**Exercise requirements:** Print the rows without any changes, from the first one up to and including the line with "star <box>310 262 317 270</box>".
++++ Supplied records
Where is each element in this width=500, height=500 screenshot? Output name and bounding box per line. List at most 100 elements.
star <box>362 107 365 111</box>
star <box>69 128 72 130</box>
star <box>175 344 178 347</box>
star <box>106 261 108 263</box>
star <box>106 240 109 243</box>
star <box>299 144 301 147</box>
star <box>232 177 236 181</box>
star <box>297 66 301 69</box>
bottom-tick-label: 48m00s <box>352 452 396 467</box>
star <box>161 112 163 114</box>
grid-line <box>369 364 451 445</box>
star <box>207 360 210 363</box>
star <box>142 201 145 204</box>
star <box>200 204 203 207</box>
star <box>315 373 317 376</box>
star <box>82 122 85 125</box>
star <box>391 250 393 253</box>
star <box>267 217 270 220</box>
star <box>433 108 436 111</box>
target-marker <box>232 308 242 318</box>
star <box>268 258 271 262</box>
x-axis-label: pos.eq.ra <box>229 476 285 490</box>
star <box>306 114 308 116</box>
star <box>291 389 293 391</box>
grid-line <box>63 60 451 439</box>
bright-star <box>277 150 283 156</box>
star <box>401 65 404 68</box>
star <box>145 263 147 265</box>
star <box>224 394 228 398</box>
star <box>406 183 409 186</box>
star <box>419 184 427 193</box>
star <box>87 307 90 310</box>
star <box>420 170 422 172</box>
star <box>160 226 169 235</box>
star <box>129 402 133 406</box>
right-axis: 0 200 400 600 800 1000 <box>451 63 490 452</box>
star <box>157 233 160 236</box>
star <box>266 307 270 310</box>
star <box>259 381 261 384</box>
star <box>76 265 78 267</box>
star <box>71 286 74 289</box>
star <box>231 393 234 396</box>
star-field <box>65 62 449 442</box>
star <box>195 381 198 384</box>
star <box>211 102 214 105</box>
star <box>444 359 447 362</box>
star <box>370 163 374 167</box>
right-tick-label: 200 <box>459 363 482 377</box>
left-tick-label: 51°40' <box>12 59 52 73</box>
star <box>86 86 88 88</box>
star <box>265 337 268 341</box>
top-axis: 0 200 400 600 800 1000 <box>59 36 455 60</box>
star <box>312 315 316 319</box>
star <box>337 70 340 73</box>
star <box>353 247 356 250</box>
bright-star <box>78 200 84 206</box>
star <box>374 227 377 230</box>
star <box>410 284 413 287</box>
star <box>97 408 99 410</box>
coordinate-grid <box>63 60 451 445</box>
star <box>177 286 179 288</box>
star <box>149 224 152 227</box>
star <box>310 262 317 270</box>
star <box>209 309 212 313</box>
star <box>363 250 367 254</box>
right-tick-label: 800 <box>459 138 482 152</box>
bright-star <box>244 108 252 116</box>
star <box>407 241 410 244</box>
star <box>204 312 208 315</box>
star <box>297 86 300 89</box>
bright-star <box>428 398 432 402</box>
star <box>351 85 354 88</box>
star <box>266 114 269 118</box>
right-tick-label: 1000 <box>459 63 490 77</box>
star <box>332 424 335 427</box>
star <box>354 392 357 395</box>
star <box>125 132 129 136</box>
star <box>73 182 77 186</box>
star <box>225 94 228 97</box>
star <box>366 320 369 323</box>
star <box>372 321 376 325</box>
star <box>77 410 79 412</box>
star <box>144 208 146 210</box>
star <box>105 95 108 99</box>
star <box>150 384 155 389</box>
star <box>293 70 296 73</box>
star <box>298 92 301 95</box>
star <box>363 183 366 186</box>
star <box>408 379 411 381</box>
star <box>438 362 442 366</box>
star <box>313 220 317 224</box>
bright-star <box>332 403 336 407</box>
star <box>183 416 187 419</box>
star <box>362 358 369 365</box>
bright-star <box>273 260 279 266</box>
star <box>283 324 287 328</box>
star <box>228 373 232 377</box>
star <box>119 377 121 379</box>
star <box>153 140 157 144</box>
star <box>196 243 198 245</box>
++++++++
**Result for this exercise:**
Where is each element in this width=500, height=500 screenshot? Output name and bounding box per line. List at most 100 elements.
star <box>362 107 365 111</box>
star <box>69 128 72 130</box>
star <box>175 344 178 347</box>
star <box>106 261 108 263</box>
star <box>106 240 109 243</box>
star <box>299 144 301 147</box>
star <box>232 177 236 181</box>
star <box>297 66 301 69</box>
bottom-tick-label: 48m00s <box>352 452 396 467</box>
star <box>161 112 163 114</box>
grid-line <box>369 364 451 445</box>
star <box>207 360 210 363</box>
star <box>142 201 145 204</box>
star <box>200 204 203 207</box>
star <box>315 373 317 376</box>
star <box>82 122 85 125</box>
star <box>391 250 393 253</box>
star <box>267 217 270 220</box>
star <box>433 108 436 111</box>
target-marker <box>232 308 242 318</box>
star <box>268 258 271 262</box>
x-axis-label: pos.eq.ra <box>229 476 285 490</box>
star <box>306 114 308 116</box>
star <box>291 389 293 391</box>
grid-line <box>63 60 451 439</box>
bright-star <box>277 150 283 156</box>
star <box>401 65 404 68</box>
star <box>145 263 147 265</box>
star <box>224 394 228 398</box>
star <box>406 183 409 186</box>
star <box>419 184 427 193</box>
star <box>87 307 90 310</box>
star <box>420 170 422 172</box>
star <box>160 226 169 235</box>
star <box>129 402 133 406</box>
right-axis: 0 200 400 600 800 1000 <box>451 63 490 452</box>
star <box>157 233 160 236</box>
star <box>266 307 270 310</box>
star <box>259 381 261 384</box>
star <box>76 265 78 267</box>
star <box>71 286 74 289</box>
star <box>231 393 234 396</box>
star-field <box>65 62 449 442</box>
star <box>195 381 198 384</box>
star <box>211 102 214 105</box>
star <box>444 359 447 362</box>
star <box>370 163 374 167</box>
right-tick-label: 200 <box>459 363 482 377</box>
left-tick-label: 51°40' <box>12 59 52 73</box>
star <box>86 86 88 88</box>
star <box>265 337 268 341</box>
top-axis: 0 200 400 600 800 1000 <box>59 36 455 60</box>
star <box>312 315 316 319</box>
star <box>337 70 340 73</box>
star <box>353 247 356 250</box>
bright-star <box>78 200 84 206</box>
star <box>374 227 377 230</box>
star <box>410 284 413 287</box>
star <box>97 408 99 410</box>
coordinate-grid <box>63 60 451 445</box>
star <box>177 286 179 288</box>
star <box>149 224 152 227</box>
star <box>310 262 317 270</box>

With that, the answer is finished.